DESCRIPTION OF THE TASK → Search the records for the word "text" and report each line that has it.
********
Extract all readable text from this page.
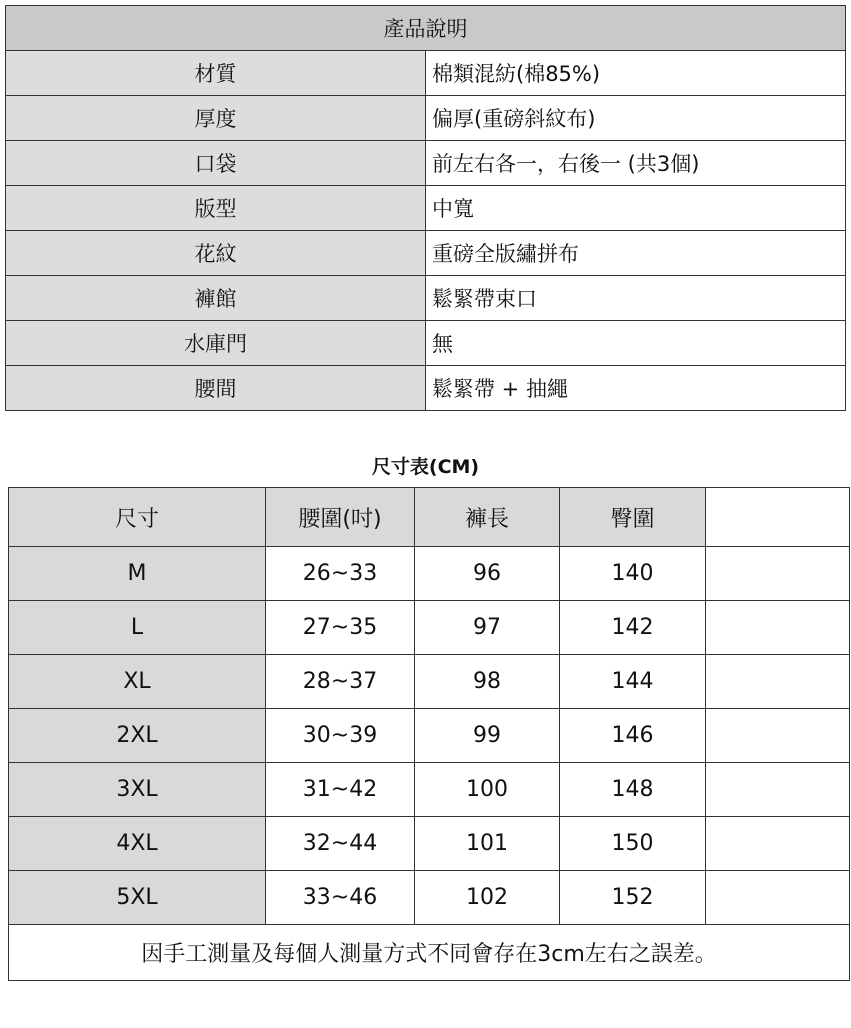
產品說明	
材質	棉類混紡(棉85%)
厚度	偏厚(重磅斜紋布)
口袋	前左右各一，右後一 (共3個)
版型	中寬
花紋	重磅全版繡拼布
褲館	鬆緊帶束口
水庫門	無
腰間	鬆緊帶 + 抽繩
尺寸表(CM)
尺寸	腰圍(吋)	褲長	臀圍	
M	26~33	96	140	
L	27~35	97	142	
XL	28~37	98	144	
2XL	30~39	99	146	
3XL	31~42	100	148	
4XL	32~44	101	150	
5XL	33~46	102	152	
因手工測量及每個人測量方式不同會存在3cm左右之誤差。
********
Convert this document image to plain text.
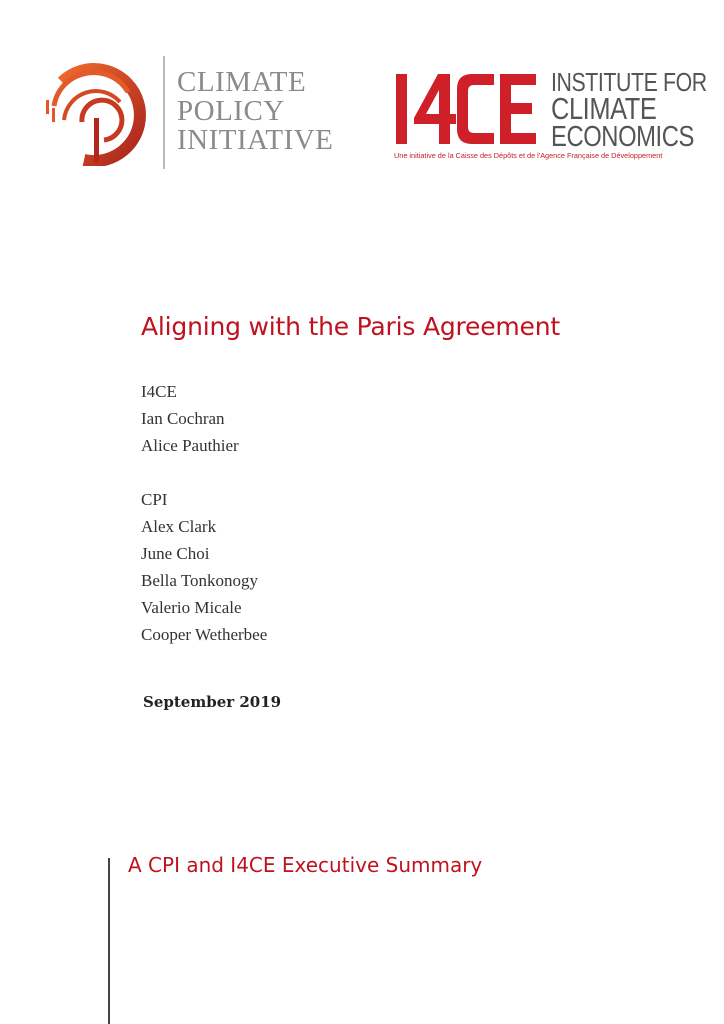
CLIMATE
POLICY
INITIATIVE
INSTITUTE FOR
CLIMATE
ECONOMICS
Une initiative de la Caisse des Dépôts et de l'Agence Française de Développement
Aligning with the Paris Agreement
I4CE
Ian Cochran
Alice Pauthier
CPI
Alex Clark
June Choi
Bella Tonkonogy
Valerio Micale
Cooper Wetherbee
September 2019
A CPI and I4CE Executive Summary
********
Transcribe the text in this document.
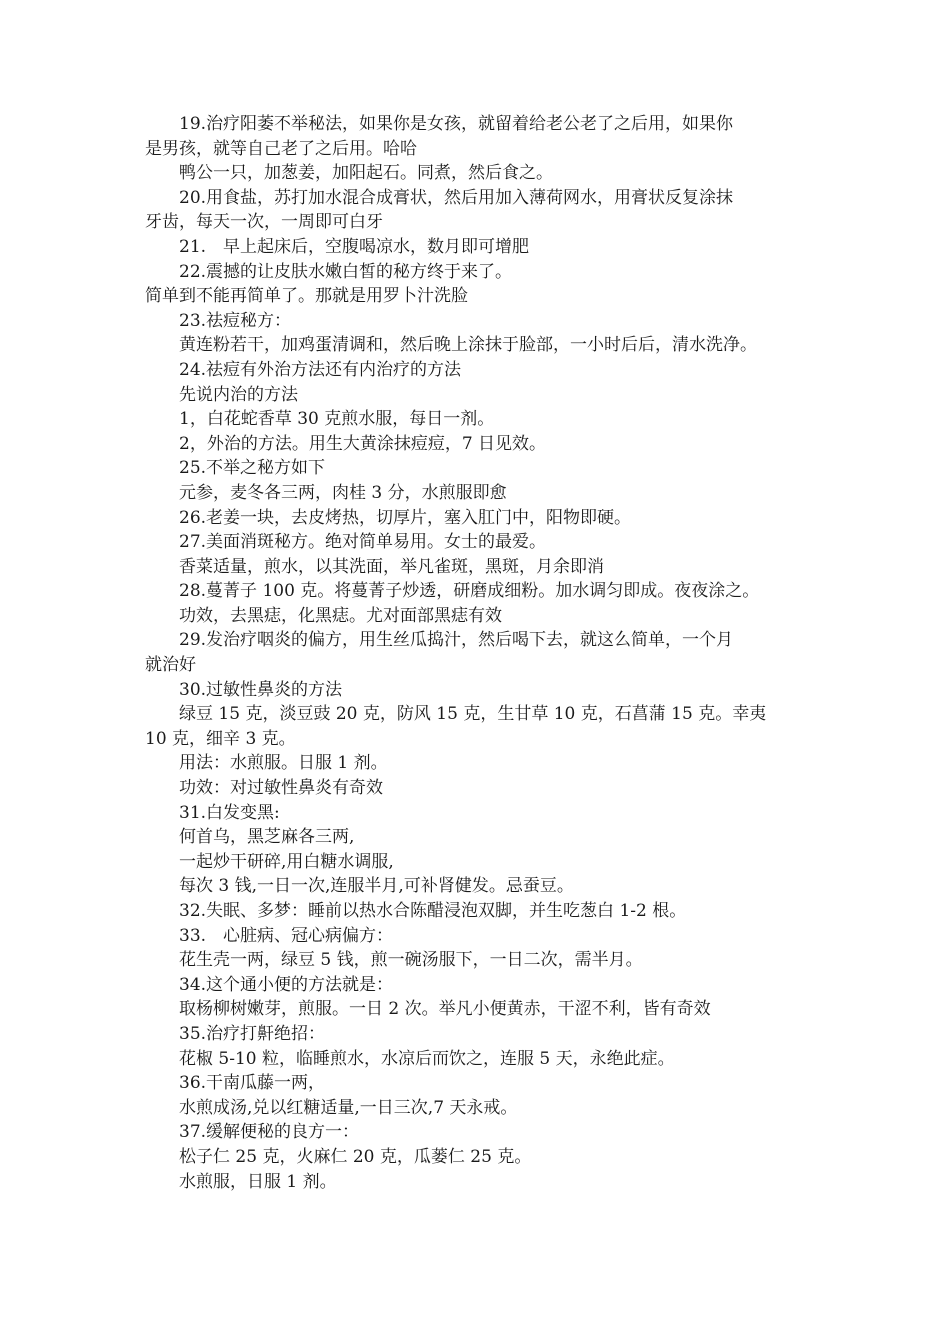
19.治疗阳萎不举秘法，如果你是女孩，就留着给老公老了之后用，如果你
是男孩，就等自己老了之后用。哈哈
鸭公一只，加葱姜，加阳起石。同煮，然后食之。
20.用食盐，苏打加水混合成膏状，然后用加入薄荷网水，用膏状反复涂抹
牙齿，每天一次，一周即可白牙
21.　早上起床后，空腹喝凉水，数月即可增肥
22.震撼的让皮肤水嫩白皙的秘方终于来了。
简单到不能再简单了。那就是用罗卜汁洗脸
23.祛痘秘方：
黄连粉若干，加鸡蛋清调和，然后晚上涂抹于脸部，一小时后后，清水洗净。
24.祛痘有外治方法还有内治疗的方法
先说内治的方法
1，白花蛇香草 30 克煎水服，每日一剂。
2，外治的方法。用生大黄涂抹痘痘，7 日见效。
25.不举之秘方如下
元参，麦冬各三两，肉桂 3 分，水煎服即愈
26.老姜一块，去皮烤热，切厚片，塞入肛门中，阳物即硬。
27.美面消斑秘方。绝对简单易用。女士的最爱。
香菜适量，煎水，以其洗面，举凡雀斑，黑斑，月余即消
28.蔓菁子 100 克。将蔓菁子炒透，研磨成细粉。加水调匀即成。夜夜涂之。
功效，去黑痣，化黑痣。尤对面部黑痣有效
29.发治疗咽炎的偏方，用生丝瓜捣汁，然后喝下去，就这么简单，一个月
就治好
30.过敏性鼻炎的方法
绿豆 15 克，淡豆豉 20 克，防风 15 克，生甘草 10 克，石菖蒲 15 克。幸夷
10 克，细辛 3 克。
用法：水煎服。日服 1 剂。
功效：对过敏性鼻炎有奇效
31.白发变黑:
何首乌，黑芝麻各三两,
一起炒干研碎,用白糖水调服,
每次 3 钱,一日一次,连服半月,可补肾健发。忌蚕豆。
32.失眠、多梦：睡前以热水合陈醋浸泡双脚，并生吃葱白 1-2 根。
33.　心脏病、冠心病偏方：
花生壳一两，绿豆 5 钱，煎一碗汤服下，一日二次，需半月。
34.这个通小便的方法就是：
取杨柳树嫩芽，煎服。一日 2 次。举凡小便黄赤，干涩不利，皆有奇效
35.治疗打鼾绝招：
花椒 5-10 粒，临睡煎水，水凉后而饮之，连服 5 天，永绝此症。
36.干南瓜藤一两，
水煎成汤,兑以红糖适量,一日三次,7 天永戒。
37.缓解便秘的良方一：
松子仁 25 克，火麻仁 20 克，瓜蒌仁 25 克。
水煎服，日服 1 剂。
********
THE RESPONSE →
Extract all readable text from this page.
Convert this document image to plain text.
Transcribe the text in this document.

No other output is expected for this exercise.